(Records from a dataset)
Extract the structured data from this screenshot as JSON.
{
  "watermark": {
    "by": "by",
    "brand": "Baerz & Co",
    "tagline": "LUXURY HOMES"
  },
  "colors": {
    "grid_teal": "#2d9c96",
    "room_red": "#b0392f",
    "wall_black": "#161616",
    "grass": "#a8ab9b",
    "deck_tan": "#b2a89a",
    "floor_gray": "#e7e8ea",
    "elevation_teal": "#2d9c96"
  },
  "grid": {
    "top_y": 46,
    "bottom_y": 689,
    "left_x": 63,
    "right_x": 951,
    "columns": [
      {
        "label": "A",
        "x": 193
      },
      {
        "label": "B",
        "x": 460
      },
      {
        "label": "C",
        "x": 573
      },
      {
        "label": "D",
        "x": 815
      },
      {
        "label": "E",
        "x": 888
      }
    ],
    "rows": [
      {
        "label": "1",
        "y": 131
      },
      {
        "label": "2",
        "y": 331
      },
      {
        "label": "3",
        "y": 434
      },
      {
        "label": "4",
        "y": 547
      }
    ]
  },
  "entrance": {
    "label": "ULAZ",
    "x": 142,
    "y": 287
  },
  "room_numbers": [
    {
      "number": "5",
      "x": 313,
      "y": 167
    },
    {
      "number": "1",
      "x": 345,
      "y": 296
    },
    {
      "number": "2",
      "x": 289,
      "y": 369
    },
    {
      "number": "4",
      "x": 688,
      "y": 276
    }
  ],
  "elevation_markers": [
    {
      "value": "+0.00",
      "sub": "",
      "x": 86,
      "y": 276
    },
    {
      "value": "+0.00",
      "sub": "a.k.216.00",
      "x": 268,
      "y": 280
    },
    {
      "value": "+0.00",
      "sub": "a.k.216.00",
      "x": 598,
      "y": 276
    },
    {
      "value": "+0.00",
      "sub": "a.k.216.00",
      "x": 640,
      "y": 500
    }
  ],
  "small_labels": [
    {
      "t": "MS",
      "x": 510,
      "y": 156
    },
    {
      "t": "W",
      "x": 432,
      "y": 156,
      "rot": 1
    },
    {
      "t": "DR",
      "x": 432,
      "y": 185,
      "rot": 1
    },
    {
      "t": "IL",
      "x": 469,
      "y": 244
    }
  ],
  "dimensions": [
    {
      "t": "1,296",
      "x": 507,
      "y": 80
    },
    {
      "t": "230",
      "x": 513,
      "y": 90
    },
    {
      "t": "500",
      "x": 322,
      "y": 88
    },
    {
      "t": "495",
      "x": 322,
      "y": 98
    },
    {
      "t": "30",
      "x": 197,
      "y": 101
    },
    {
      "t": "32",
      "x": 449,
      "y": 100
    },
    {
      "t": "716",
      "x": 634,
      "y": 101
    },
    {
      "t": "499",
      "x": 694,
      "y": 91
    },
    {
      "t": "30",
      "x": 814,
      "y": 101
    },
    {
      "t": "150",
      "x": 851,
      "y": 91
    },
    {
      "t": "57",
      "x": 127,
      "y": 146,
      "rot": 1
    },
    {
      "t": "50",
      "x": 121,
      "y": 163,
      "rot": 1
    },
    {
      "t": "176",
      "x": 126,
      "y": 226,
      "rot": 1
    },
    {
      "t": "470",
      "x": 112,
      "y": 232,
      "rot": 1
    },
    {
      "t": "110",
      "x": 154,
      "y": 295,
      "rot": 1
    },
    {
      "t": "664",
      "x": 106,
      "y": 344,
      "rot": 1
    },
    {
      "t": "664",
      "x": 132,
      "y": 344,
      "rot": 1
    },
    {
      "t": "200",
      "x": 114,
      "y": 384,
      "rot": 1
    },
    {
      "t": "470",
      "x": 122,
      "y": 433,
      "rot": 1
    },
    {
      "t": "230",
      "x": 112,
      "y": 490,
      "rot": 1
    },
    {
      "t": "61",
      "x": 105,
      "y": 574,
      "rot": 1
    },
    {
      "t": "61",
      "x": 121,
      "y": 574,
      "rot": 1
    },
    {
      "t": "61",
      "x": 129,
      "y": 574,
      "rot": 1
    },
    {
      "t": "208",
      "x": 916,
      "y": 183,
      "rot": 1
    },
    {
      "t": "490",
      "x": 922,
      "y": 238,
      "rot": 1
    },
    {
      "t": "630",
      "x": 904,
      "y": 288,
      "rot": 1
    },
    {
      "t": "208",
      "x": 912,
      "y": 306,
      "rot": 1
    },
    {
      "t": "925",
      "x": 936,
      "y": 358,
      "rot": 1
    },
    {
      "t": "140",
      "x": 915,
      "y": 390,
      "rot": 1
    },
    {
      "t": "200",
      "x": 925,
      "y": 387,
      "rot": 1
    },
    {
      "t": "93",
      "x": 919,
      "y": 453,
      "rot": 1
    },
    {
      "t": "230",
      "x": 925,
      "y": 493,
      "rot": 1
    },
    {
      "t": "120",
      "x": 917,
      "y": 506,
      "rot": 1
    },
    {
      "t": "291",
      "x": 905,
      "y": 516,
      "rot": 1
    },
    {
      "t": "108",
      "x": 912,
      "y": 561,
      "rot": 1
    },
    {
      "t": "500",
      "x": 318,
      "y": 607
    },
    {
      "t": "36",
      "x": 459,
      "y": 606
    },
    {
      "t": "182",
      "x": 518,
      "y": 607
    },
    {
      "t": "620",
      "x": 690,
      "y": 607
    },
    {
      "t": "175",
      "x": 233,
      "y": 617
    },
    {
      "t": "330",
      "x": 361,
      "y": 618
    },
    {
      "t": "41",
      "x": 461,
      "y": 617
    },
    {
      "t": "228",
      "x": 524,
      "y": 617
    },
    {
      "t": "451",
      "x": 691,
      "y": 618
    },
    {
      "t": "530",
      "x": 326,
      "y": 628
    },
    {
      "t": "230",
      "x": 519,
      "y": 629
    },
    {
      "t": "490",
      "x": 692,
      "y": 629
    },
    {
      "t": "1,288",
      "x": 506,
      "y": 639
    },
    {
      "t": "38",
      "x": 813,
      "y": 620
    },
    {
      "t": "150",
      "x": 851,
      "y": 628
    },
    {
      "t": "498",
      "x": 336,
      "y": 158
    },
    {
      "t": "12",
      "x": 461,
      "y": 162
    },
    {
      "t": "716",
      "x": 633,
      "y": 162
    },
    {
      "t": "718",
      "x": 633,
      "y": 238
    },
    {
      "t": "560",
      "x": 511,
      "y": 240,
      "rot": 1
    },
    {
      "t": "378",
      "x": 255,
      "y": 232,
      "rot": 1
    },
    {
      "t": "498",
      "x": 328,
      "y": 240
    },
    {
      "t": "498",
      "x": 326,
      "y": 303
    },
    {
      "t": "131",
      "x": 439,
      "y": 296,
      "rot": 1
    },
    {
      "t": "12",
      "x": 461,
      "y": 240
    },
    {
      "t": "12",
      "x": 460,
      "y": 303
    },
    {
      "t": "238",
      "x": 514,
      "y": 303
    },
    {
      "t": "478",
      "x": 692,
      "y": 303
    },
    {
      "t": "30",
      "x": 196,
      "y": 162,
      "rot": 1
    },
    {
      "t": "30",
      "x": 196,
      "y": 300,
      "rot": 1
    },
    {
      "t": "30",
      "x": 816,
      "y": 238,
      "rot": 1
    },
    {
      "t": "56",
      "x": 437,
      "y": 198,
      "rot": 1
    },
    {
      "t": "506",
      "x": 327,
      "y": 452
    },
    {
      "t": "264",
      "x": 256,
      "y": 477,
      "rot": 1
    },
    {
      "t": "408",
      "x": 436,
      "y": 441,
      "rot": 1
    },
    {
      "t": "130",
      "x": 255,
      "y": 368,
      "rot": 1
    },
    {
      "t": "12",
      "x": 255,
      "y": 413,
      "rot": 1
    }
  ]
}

* **WHAT THE EXERCISE ASKS**
Print every entry exactly as written.

* **SOLVED PROBLEM**
Extract the structured data from this screenshot as JSON.
{
  "watermark": {
    "by": "by",
    "brand": "Baerz & Co",
    "tagline": "LUXURY HOMES"
  },
  "colors": {
    "grid_teal": "#2d9c96",
    "room_red": "#b0392f",
    "wall_black": "#161616",
    "grass": "#a8ab9b",
    "deck_tan": "#b2a89a",
    "floor_gray": "#e7e8ea",
    "elevation_teal": "#2d9c96"
  },
  "grid": {
    "top_y": 46,
    "bottom_y": 689,
    "left_x": 63,
    "right_x": 951,
    "columns": [
      {
        "label": "A",
        "x": 193
      },
      {
        "label": "B",
        "x": 460
      },
      {
        "label": "C",
        "x": 573
      },
      {
        "label": "D",
        "x": 815
      },
      {
        "label": "E",
        "x": 888
      }
    ],
    "rows": [
      {
        "label": "1",
        "y": 131
      },
      {
        "label": "2",
        "y": 331
      },
      {
        "label": "3",
        "y": 434
      },
      {
        "label": "4",
        "y": 547
      }
    ]
  },
  "entrance": {
    "label": "ULAZ",
    "x": 142,
    "y": 287
  },
  "room_numbers": [
    {
      "number": "5",
      "x": 313,
      "y": 167
    },
    {
      "number": "1",
      "x": 345,
      "y": 296
    },
    {
      "number": "2",
      "x": 289,
      "y": 369
    },
    {
      "number": "4",
      "x": 688,
      "y": 276
    }
  ],
  "elevation_markers": [
    {
      "value": "+0.00",
      "sub": "",
      "x": 86,
      "y": 276
    },
    {
      "value": "+0.00",
      "sub": "a.k.216.00",
      "x": 268,
      "y": 280
    },
    {
      "value": "+0.00",
      "sub": "a.k.216.00",
      "x": 598,
      "y": 276
    },
    {
      "value": "+0.00",
      "sub": "a.k.216.00",
      "x": 640,
      "y": 500
    }
  ],
  "small_labels": [
    {
      "t": "MS",
      "x": 510,
      "y": 156
    },
    {
      "t": "W",
      "x": 432,
      "y": 156,
      "rot": 1
    },
    {
      "t": "DR",
      "x": 432,
      "y": 185,
      "rot": 1
    },
    {
      "t": "IL",
      "x": 469,
      "y": 244
    }
  ],
  "dimensions": [
    {
      "t": "1,296",
      "x": 507,
      "y": 80
    },
    {
      "t": "230",
      "x": 513,
      "y": 90
    },
    {
      "t": "500",
      "x": 322,
      "y": 88
    },
    {
      "t": "495",
      "x": 322,
      "y": 98
    },
    {
      "t": "30",
      "x": 197,
      "y": 101
    },
    {
      "t": "32",
      "x": 449,
      "y": 100
    },
    {
      "t": "716",
      "x": 634,
      "y": 101
    },
    {
      "t": "499",
      "x": 694,
      "y": 91
    },
    {
      "t": "30",
      "x": 814,
      "y": 101
    },
    {
      "t": "150",
      "x": 851,
      "y": 91
    },
    {
      "t": "57",
      "x": 127,
      "y": 146,
      "rot": 1
    },
    {
      "t": "50",
      "x": 121,
      "y": 163,
      "rot": 1
    },
    {
      "t": "176",
      "x": 126,
      "y": 226,
      "rot": 1
    },
    {
      "t": "470",
      "x": 112,
      "y": 232,
      "rot": 1
    },
    {
      "t": "110",
      "x": 154,
      "y": 295,
      "rot": 1
    },
    {
      "t": "664",
      "x": 106,
      "y": 344,
      "rot": 1
    },
    {
      "t": "664",
      "x": 132,
      "y": 344,
      "rot": 1
    },
    {
      "t": "200",
      "x": 114,
      "y": 384,
      "rot": 1
    },
    {
      "t": "470",
      "x": 122,
      "y": 433,
      "rot": 1
    },
    {
      "t": "230",
      "x": 112,
      "y": 490,
      "rot": 1
    },
    {
      "t": "61",
      "x": 105,
      "y": 574,
      "rot": 1
    },
    {
      "t": "61",
      "x": 121,
      "y": 574,
      "rot": 1
    },
    {
      "t": "61",
      "x": 129,
      "y": 574,
      "rot": 1
    },
    {
      "t": "208",
      "x": 916,
      "y": 183,
      "rot": 1
    },
    {
      "t": "490",
      "x": 922,
      "y": 238,
      "rot": 1
    },
    {
      "t": "630",
      "x": 904,
      "y": 288,
      "rot": 1
    },
    {
      "t": "208",
      "x": 912,
      "y": 306,
      "rot": 1
    },
    {
      "t": "925",
      "x": 936,
      "y": 358,
      "rot": 1
    },
    {
      "t": "140",
      "x": 915,
      "y": 390,
      "rot": 1
    },
    {
      "t": "200",
      "x": 925,
      "y": 387,
      "rot": 1
    },
    {
      "t": "93",
      "x": 919,
      "y": 453,
      "rot": 1
    },
    {
      "t": "230",
      "x": 925,
      "y": 493,
      "rot": 1
    },
    {
      "t": "120",
      "x": 917,
      "y": 506,
      "rot": 1
    },
    {
      "t": "291",
      "x": 905,
      "y": 516,
      "rot": 1
    },
    {
      "t": "108",
      "x": 912,
      "y": 561,
      "rot": 1
    },
    {
      "t": "500",
      "x": 318,
      "y": 607
    },
    {
      "t": "36",
      "x": 459,
      "y": 606
    },
    {
      "t": "182",
      "x": 518,
      "y": 607
    },
    {
      "t": "620",
      "x": 690,
      "y": 607
    },
    {
      "t": "175",
      "x": 233,
      "y": 617
    },
    {
      "t": "330",
      "x": 361,
      "y": 618
    },
    {
      "t": "41",
      "x": 461,
      "y": 617
    },
    {
      "t": "228",
      "x": 524,
      "y": 617
    },
    {
      "t": "451",
      "x": 691,
      "y": 618
    },
    {
      "t": "530",
      "x": 326,
      "y": 628
    },
    {
      "t": "230",
      "x": 519,
      "y": 629
    },
    {
      "t": "490",
      "x": 692,
      "y": 629
    },
    {
      "t": "1,288",
      "x": 506,
      "y": 639
    },
    {
      "t": "38",
      "x": 813,
      "y": 620
    },
    {
      "t": "150",
      "x": 851,
      "y": 628
    },
    {
      "t": "498",
      "x": 336,
      "y": 158
    },
    {
      "t": "12",
      "x": 461,
      "y": 162
    },
    {
      "t": "716",
      "x": 633,
      "y": 162
    },
    {
      "t": "718",
      "x": 633,
      "y": 238
    },
    {
      "t": "560",
      "x": 511,
      "y": 240,
      "rot": 1
    },
    {
      "t": "378",
      "x": 255,
      "y": 232,
      "rot": 1
    },
    {
      "t": "498",
      "x": 328,
      "y": 240
    },
    {
      "t": "498",
      "x": 326,
      "y": 303
    },
    {
      "t": "131",
      "x": 439,
      "y": 296,
      "rot": 1
    },
    {
      "t": "12",
      "x": 461,
      "y": 240
    },
    {
      "t": "12",
      "x": 460,
      "y": 303
    },
    {
      "t": "238",
      "x": 514,
      "y": 303
    },
    {
      "t": "478",
      "x": 692,
      "y": 303
    },
    {
      "t": "30",
      "x": 196,
      "y": 162,
      "rot": 1
    },
    {
      "t": "30",
      "x": 196,
      "y": 300,
      "rot": 1
    },
    {
      "t": "30",
      "x": 816,
      "y": 238,
      "rot": 1
    },
    {
      "t": "56",
      "x": 437,
      "y": 198,
      "rot": 1
    },
    {
      "t": "506",
      "x": 327,
      "y": 452
    },
    {
      "t": "264",
      "x": 256,
      "y": 477,
      "rot": 1
    },
    {
      "t": "408",
      "x": 436,
      "y": 441,
      "rot": 1
    },
    {
      "t": "130",
      "x": 255,
      "y": 368,
      "rot": 1
    },
    {
      "t": "12",
      "x": 255,
      "y": 413,
      "rot": 1
    }
  ]
}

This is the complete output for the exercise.